▶ Work instructions
The records that follow are to be transcribed in full, without their images.

▶ Task input
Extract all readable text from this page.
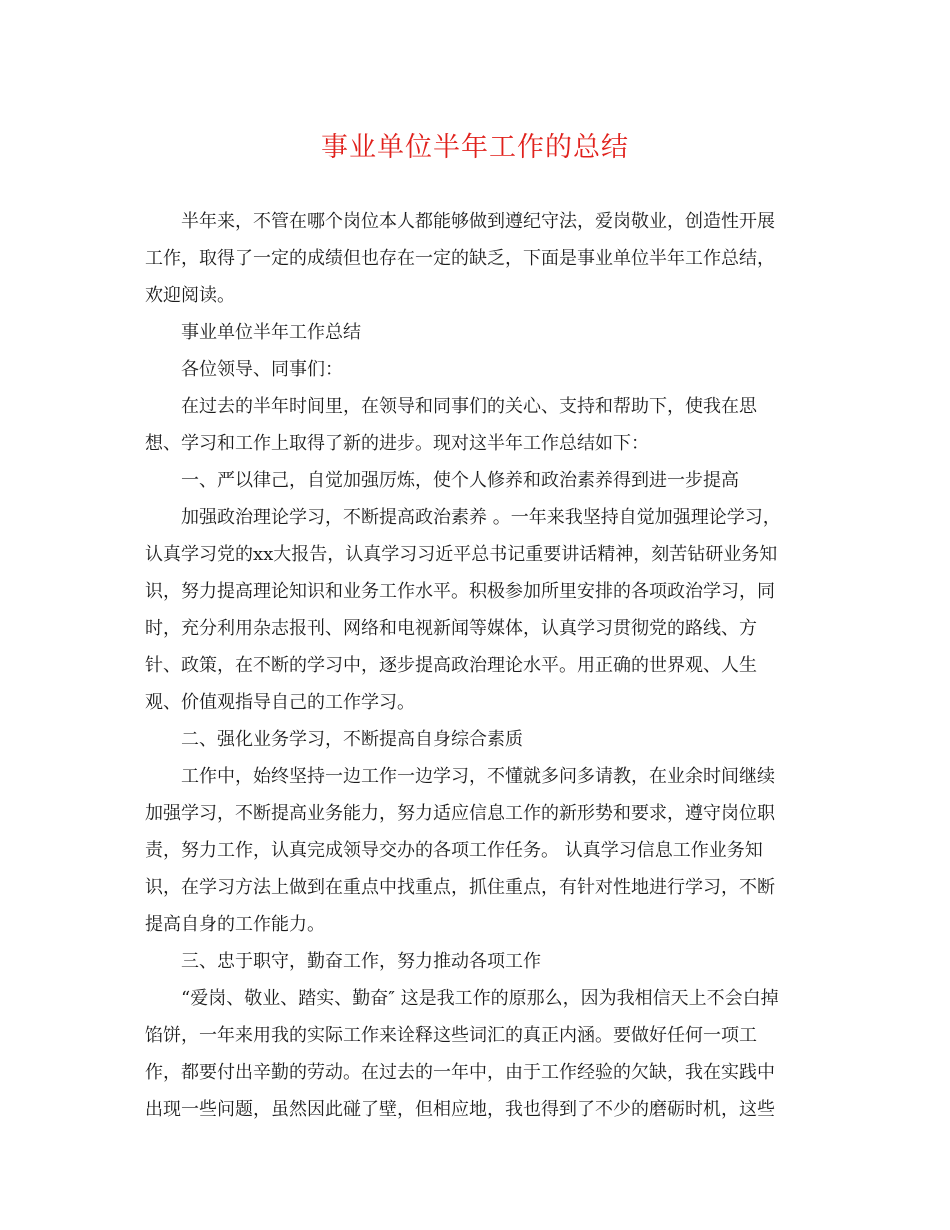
事业单位半年工作的总结

半年来，不管在哪个岗位本人都能够做到遵纪守法，爱岗敬业，创造性开展

工作，取得了一定的成绩但也存在一定的缺乏，下面是事业单位半年工作总结，

欢迎阅读。

事业单位半年工作总结

各位领导、同事们：

在过去的半年时间里，在领导和同事们的关心、支持和帮助下，使我在思

想、学习和工作上取得了新的进步。现对这半年工作总结如下：

一、严以律己，自觉加强厉炼，使个人修养和政治素养得到进一步提高

加强政治理论学习，不断提高政治素养 。一年来我坚持自觉加强理论学习，

认真学习党的xx大报告，认真学习习近平总书记重要讲话精神，刻苦钻研业务知

识，努力提高理论知识和业务工作水平。积极参加所里安排的各项政治学习，同

时，充分利用杂志报刊、网络和电视新闻等媒体，认真学习贯彻党的路线、方

针、政策，在不断的学习中，逐步提高政治理论水平。用正确的世界观、人生

观、价值观指导自己的工作学习。

二、强化业务学习，不断提高自身综合素质

工作中，始终坚持一边工作一边学习，不懂就多问多请教，在业余时间继续

加强学习，不断提高业务能力，努力适应信息工作的新形势和要求，遵守岗位职

责，努力工作，认真完成领导交办的各项工作任务。 认真学习信息工作业务知

识，在学习方法上做到在重点中找重点，抓住重点，有针对性地进行学习，不断

提高自身的工作能力。

三、忠于职守，勤奋工作，努力推动各项工作

“爱岗、敬业、踏实、勤奋″ 这是我工作的原那么，因为我相信天上不会白掉

馅饼，一年来用我的实际工作来诠释这些词汇的真正内涵。要做好任何一项工

作，都要付出辛勤的劳动。在过去的一年中，由于工作经验的欠缺，我在实践中

出现一些问题，虽然因此碰了壁，但相应地，我也得到了不少的磨砺时机，这些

▶ Solved problem
Extract all readable text from this page.
事业单位半年工作的总结

半年来，不管在哪个岗位本人都能够做到遵纪守法，爱岗敬业，创造性开展

工作，取得了一定的成绩但也存在一定的缺乏，下面是事业单位半年工作总结，

欢迎阅读。

事业单位半年工作总结

各位领导、同事们：

在过去的半年时间里，在领导和同事们的关心、支持和帮助下，使我在思

想、学习和工作上取得了新的进步。现对这半年工作总结如下：

一、严以律己，自觉加强厉炼，使个人修养和政治素养得到进一步提高

加强政治理论学习，不断提高政治素养 。一年来我坚持自觉加强理论学习，

认真学习党的xx大报告，认真学习习近平总书记重要讲话精神，刻苦钻研业务知

识，努力提高理论知识和业务工作水平。积极参加所里安排的各项政治学习，同

时，充分利用杂志报刊、网络和电视新闻等媒体，认真学习贯彻党的路线、方

针、政策，在不断的学习中，逐步提高政治理论水平。用正确的世界观、人生

观、价值观指导自己的工作学习。

二、强化业务学习，不断提高自身综合素质

工作中，始终坚持一边工作一边学习，不懂就多问多请教，在业余时间继续

加强学习，不断提高业务能力，努力适应信息工作的新形势和要求，遵守岗位职

责，努力工作，认真完成领导交办的各项工作任务。 认真学习信息工作业务知

识，在学习方法上做到在重点中找重点，抓住重点，有针对性地进行学习，不断

提高自身的工作能力。

三、忠于职守，勤奋工作，努力推动各项工作

“爱岗、敬业、踏实、勤奋″ 这是我工作的原那么，因为我相信天上不会白掉

馅饼，一年来用我的实际工作来诠释这些词汇的真正内涵。要做好任何一项工

作，都要付出辛勤的劳动。在过去的一年中，由于工作经验的欠缺，我在实践中

出现一些问题，虽然因此碰了壁，但相应地，我也得到了不少的磨砺时机，这些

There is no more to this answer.